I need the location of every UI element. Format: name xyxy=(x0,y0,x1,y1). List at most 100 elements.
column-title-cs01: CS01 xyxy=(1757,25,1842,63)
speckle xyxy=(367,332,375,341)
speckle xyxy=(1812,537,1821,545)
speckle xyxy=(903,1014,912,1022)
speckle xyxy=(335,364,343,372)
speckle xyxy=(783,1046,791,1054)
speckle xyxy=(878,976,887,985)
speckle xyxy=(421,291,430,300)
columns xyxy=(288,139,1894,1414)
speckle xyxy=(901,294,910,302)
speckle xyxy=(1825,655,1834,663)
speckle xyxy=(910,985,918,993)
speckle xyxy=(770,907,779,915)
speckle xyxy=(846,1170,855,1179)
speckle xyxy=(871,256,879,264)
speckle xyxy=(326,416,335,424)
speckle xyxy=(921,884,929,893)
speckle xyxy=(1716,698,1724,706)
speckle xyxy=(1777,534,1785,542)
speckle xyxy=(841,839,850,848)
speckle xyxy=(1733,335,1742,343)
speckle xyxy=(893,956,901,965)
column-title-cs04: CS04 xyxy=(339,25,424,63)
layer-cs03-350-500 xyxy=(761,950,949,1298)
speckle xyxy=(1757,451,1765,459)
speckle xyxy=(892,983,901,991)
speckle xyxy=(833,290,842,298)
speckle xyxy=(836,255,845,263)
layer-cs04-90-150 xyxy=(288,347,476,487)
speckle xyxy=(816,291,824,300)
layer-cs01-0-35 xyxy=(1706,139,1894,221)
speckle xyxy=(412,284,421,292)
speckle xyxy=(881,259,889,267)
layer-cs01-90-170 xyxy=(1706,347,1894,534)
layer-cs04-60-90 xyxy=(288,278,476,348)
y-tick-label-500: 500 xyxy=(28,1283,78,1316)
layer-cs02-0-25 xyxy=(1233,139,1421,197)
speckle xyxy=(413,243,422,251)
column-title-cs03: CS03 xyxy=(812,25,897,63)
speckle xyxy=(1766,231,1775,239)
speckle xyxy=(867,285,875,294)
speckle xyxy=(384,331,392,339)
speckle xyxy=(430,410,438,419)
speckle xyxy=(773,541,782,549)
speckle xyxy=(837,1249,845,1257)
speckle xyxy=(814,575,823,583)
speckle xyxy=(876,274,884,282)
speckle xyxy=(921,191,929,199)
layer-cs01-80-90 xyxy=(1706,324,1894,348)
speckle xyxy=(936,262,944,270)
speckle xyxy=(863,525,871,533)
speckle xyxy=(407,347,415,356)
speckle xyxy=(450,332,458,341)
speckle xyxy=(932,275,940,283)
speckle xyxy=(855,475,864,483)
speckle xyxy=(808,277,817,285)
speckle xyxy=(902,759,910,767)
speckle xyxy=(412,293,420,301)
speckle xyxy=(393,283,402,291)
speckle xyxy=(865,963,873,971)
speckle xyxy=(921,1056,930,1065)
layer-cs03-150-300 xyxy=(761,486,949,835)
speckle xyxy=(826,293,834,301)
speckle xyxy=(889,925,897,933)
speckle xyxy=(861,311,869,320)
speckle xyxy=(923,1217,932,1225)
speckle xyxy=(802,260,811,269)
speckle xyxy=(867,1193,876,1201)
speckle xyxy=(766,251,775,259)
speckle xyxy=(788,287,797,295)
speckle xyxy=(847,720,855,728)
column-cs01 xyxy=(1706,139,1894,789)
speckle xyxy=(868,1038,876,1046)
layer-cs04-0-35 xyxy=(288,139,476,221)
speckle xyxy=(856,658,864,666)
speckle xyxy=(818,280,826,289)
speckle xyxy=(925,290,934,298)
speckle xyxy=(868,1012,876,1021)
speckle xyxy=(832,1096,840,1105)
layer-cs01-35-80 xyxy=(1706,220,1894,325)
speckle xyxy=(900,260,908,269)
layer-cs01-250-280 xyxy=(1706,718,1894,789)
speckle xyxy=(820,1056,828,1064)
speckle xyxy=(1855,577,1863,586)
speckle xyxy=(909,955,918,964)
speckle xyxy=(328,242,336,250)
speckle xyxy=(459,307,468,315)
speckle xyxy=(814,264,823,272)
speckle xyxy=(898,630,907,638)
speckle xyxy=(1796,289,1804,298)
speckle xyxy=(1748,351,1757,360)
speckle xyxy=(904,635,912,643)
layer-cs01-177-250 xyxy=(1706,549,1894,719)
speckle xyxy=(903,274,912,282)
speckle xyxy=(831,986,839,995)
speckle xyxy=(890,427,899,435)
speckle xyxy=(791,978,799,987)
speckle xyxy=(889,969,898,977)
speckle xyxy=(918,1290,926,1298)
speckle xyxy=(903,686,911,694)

• **WHAT TO WORK ON**
Rewrite the listing from its first line through the line containing "layer-cs01-90-170 xyxy=(1706,347,1894,534)", changing every instance of "speckle" to "dot" and leaving all other text unaltered.

• **THE RESULT**
I need the location of every UI element. Format: name xyxy=(x0,y0,x1,y1). List at most 100 elements.
column-title-cs01: CS01 xyxy=(1757,25,1842,63)
dot xyxy=(367,332,375,341)
dot xyxy=(1812,537,1821,545)
dot xyxy=(903,1014,912,1022)
dot xyxy=(335,364,343,372)
dot xyxy=(783,1046,791,1054)
dot xyxy=(878,976,887,985)
dot xyxy=(421,291,430,300)
columns xyxy=(288,139,1894,1414)
dot xyxy=(901,294,910,302)
dot xyxy=(1825,655,1834,663)
dot xyxy=(910,985,918,993)
dot xyxy=(770,907,779,915)
dot xyxy=(846,1170,855,1179)
dot xyxy=(871,256,879,264)
dot xyxy=(326,416,335,424)
dot xyxy=(921,884,929,893)
dot xyxy=(1716,698,1724,706)
dot xyxy=(1777,534,1785,542)
dot xyxy=(841,839,850,848)
dot xyxy=(1733,335,1742,343)
dot xyxy=(893,956,901,965)
column-title-cs04: CS04 xyxy=(339,25,424,63)
layer-cs03-350-500 xyxy=(761,950,949,1298)
dot xyxy=(1757,451,1765,459)
dot xyxy=(892,983,901,991)
dot xyxy=(833,290,842,298)
dot xyxy=(836,255,845,263)
layer-cs04-90-150 xyxy=(288,347,476,487)
dot xyxy=(816,291,824,300)
layer-cs01-0-35 xyxy=(1706,139,1894,221)
dot xyxy=(412,284,421,292)
dot xyxy=(881,259,889,267)
layer-cs01-90-170 xyxy=(1706,347,1894,534)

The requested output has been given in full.